◆ YOUR OBJECTIVE:
Convert the records, from their start through the line containing "761, 232, 768]", into a numbered list, leaving out any blank lines.

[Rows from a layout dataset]
Start

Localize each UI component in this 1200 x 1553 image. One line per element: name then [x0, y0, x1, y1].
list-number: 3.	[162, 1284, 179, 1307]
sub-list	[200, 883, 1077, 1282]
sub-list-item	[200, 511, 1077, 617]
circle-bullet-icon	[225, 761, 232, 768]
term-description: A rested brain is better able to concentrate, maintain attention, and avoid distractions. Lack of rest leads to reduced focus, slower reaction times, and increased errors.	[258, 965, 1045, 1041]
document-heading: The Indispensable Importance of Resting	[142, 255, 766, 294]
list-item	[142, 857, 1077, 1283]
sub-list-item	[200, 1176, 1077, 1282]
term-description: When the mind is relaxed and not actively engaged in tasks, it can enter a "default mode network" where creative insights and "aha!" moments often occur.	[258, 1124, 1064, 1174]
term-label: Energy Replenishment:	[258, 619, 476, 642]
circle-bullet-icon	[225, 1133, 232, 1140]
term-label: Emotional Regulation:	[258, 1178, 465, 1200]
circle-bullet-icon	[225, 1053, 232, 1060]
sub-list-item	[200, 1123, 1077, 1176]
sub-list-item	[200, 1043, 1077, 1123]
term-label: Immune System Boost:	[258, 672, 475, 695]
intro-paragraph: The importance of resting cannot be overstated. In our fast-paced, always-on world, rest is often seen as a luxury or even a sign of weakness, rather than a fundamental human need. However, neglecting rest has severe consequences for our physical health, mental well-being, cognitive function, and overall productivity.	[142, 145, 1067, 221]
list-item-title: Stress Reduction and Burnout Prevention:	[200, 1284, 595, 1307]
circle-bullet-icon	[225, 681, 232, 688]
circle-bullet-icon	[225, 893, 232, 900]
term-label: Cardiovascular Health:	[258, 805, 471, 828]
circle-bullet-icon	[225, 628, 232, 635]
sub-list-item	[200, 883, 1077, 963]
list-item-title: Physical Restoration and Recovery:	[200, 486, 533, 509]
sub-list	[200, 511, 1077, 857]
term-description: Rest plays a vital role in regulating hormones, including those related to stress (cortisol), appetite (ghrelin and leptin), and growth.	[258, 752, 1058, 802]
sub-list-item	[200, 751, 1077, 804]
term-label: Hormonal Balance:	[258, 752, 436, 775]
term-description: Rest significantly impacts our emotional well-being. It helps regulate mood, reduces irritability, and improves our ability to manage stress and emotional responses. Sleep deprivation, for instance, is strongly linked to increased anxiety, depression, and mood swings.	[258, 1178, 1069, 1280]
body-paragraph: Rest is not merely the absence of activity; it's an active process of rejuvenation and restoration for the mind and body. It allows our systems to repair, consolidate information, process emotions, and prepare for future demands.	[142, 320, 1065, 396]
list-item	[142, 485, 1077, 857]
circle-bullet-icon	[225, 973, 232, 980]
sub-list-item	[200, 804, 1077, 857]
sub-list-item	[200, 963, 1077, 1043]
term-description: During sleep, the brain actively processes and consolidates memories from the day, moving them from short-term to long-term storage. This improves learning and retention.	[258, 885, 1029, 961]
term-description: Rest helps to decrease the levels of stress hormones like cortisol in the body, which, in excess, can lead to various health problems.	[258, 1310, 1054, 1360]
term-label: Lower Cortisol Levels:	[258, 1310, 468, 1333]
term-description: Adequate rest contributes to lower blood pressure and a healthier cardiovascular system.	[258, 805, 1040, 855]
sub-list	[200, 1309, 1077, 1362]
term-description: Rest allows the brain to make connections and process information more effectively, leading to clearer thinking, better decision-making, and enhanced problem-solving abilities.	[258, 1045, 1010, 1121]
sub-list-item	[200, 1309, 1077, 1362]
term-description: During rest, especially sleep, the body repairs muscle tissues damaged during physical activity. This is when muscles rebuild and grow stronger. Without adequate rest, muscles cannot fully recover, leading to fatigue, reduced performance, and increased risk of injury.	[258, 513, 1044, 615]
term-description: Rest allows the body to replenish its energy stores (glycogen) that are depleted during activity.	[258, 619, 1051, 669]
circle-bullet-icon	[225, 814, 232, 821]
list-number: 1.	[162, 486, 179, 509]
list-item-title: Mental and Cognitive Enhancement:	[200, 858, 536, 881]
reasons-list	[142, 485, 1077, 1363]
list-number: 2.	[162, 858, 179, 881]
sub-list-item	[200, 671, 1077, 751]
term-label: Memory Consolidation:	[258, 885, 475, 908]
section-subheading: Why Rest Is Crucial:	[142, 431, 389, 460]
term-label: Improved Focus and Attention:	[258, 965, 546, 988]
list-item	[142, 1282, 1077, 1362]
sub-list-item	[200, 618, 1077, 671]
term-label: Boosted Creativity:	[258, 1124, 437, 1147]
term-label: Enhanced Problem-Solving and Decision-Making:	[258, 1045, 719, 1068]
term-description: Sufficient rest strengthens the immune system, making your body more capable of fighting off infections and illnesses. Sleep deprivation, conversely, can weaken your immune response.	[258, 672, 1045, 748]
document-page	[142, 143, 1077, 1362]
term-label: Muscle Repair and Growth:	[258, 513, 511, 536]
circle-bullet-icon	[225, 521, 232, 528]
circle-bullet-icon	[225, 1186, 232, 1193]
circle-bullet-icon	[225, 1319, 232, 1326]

End

◆ SOLUTION BELOW:
1. Localize each UI component in this 1200 x 1553 image. One line per element: name then [x0, y0, x1, y1].
2. list-number: 3.	[162, 1284, 179, 1307]
3. sub-list	[200, 883, 1077, 1282]
4. sub-list-item	[200, 511, 1077, 617]
5. circle-bullet-icon	[225, 761, 232, 768]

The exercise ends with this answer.